* _MATERIAL_
────────────────

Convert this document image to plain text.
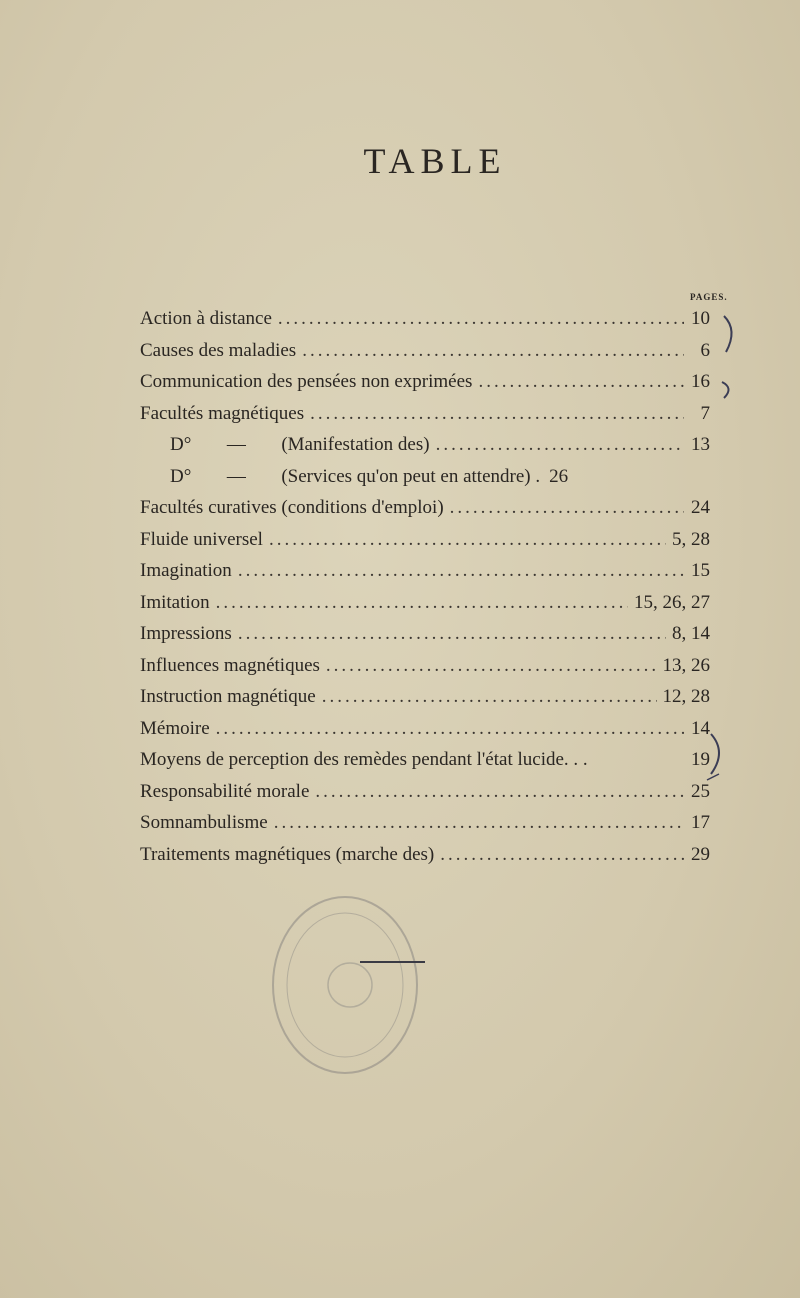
TABLE
PAGES.
Action à distance .....	10
Causes des maladies .....	6
Communication des pensées non exprimées .....	16
Facultés magnétiques .....	7
D°	—	(Manifestation des) .....	13
D°	—	(Services qu'on peut en attendre) . 26
Facultés curatives (conditions d'emploi) .....	24
Fluide universel .....	5, 28
Imagination .....	15
Imitation .....	15, 26, 27
Impressions .....	8, 14
Influences magnétiques .....	13, 26
Instruction magnétique .....	12, 28
Mémoire .....	14
Moyens de perception des remèdes pendant l'état lucide. . .	19
Responsabilité morale .....	25
Somnambulisme .....	17
Traitements magnétiques (marche des) .....	29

────────────────

* _REQUIREMENT_
Lines of the listing that contain the word "magnétiques" are to be counted; report only their number.

* _CORRECT OUTPUT_
3